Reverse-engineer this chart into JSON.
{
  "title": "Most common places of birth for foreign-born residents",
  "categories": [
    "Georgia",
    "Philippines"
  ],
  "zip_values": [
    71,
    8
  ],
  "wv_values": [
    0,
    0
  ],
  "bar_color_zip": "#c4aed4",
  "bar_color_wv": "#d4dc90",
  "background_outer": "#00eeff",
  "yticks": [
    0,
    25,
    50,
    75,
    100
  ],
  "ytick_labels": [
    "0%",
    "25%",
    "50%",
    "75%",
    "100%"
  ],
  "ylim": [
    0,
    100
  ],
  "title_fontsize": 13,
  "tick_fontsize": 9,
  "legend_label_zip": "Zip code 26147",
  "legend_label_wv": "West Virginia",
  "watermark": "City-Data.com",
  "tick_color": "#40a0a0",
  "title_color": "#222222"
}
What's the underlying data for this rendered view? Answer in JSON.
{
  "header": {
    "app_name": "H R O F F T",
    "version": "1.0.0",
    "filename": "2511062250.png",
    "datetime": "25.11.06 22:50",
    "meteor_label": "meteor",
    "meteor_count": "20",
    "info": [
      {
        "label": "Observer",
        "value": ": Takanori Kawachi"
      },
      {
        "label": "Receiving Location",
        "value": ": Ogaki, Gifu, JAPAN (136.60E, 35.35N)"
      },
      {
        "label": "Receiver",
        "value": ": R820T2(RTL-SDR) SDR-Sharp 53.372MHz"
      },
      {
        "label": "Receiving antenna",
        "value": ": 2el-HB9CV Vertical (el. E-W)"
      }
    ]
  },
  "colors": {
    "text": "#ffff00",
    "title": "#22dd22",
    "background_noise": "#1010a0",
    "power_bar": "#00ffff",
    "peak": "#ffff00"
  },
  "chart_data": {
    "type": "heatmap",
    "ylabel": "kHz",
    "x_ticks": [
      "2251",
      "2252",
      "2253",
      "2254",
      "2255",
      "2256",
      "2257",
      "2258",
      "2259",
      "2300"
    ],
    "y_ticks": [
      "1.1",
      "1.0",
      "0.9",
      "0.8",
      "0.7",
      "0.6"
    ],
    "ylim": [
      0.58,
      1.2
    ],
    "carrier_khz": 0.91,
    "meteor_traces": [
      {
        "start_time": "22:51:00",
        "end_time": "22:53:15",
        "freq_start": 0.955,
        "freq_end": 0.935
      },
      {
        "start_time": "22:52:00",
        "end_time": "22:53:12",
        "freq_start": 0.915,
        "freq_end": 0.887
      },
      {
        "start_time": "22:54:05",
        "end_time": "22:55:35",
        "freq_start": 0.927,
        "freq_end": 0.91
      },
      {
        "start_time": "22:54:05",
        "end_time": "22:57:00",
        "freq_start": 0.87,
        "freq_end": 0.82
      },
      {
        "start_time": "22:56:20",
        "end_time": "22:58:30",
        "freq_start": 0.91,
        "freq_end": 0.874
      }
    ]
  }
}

────────────────────

#### [Task brief]
Repeat the listing in full, keeping every line exactly as it is.

#### [Solution]
Reverse-engineer this chart into JSON.
{
  "title": "Most common places of birth for foreign-born residents",
  "categories": [
    "Georgia",
    "Philippines"
  ],
  "zip_values": [
    71,
    8
  ],
  "wv_values": [
    0,
    0
  ],
  "bar_color_zip": "#c4aed4",
  "bar_color_wv": "#d4dc90",
  "background_outer": "#00eeff",
  "yticks": [
    0,
    25,
    50,
    75,
    100
  ],
  "ytick_labels": [
    "0%",
    "25%",
    "50%",
    "75%",
    "100%"
  ],
  "ylim": [
    0,
    100
  ],
  "title_fontsize": 13,
  "tick_fontsize": 9,
  "legend_label_zip": "Zip code 26147",
  "legend_label_wv": "West Virginia",
  "watermark": "City-Data.com",
  "tick_color": "#40a0a0",
  "title_color": "#222222"
}
What's the underlying data for this rendered view? Answer in JSON.
{
  "header": {
    "app_name": "H R O F F T",
    "version": "1.0.0",
    "filename": "2511062250.png",
    "datetime": "25.11.06 22:50",
    "meteor_label": "meteor",
    "meteor_count": "20",
    "info": [
      {
        "label": "Observer",
        "value": ": Takanori Kawachi"
      },
      {
        "label": "Receiving Location",
        "value": ": Ogaki, Gifu, JAPAN (136.60E, 35.35N)"
      },
      {
        "label": "Receiver",
        "value": ": R820T2(RTL-SDR) SDR-Sharp 53.372MHz"
      },
      {
        "label": "Receiving antenna",
        "value": ": 2el-HB9CV Vertical (el. E-W)"
      }
    ]
  },
  "colors": {
    "text": "#ffff00",
    "title": "#22dd22",
    "background_noise": "#1010a0",
    "power_bar": "#00ffff",
    "peak": "#ffff00"
  },
  "chart_data": {
    "type": "heatmap",
    "ylabel": "kHz",
    "x_ticks": [
      "2251",
      "2252",
      "2253",
      "2254",
      "2255",
      "2256",
      "2257",
      "2258",
      "2259",
      "2300"
    ],
    "y_ticks": [
      "1.1",
      "1.0",
      "0.9",
      "0.8",
      "0.7",
      "0.6"
    ],
    "ylim": [
      0.58,
      1.2
    ],
    "carrier_khz": 0.91,
    "meteor_traces": [
      {
        "start_time": "22:51:00",
        "end_time": "22:53:15",
        "freq_start": 0.955,
        "freq_end": 0.935
      },
      {
        "start_time": "22:52:00",
        "end_time": "22:53:12",
        "freq_start": 0.915,
        "freq_end": 0.887
      },
      {
        "start_time": "22:54:05",
        "end_time": "22:55:35",
        "freq_start": 0.927,
        "freq_end": 0.91
      },
      {
        "start_time": "22:54:05",
        "end_time": "22:57:00",
        "freq_start": 0.87,
        "freq_end": 0.82
      },
      {
        "start_time": "22:56:20",
        "end_time": "22:58:30",
        "freq_start": 0.91,
        "freq_end": 0.874
      }
    ]
  }
}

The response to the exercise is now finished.